### Supplied material
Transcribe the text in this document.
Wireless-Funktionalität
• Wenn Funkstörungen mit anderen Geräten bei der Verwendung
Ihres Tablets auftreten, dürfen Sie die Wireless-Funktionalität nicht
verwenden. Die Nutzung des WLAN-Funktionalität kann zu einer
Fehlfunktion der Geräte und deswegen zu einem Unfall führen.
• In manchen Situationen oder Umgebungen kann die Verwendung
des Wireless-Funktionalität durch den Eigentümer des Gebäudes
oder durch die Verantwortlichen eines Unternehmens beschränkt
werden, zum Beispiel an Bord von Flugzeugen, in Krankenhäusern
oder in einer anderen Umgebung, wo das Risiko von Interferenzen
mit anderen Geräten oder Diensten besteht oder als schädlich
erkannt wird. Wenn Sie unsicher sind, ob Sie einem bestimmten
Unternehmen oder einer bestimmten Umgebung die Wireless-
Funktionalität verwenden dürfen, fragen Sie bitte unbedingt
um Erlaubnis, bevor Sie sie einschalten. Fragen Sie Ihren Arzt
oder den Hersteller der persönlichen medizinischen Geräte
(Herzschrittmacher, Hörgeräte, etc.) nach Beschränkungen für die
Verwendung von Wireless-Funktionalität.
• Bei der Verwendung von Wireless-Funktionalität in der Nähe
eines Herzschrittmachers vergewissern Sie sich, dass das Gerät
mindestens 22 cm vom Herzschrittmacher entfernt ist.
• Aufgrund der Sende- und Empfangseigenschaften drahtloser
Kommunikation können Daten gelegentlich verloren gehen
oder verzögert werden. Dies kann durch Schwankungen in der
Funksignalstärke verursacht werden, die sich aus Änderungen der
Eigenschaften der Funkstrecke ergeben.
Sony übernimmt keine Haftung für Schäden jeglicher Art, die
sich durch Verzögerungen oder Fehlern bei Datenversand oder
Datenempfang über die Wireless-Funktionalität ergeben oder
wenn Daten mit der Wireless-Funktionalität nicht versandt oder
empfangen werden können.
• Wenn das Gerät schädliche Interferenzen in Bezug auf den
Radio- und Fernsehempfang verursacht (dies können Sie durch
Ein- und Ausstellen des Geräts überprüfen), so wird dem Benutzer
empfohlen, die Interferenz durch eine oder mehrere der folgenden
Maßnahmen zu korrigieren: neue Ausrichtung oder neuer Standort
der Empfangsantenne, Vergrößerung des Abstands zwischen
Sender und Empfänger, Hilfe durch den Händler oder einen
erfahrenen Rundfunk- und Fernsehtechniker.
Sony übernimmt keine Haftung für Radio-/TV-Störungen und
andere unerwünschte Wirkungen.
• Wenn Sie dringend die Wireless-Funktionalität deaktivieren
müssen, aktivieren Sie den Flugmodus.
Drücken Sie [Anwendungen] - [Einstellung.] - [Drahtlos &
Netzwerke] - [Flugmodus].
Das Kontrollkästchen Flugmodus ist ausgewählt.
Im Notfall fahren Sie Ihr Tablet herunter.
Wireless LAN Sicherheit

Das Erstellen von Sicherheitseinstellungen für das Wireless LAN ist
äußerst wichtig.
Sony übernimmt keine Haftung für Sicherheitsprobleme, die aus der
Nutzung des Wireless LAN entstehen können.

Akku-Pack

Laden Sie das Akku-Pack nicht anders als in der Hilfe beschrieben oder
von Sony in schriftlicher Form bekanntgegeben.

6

### Requirement
Reproduce every line from the entries that holds the word "Haftung".

### Answer for the task
Sony übernimmt keine Haftung für Schäden jeglicher Art, die
Sony übernimmt keine Haftung für Radio-/TV-Störungen und
Sony übernimmt keine Haftung für Sicherheitsprobleme, die aus der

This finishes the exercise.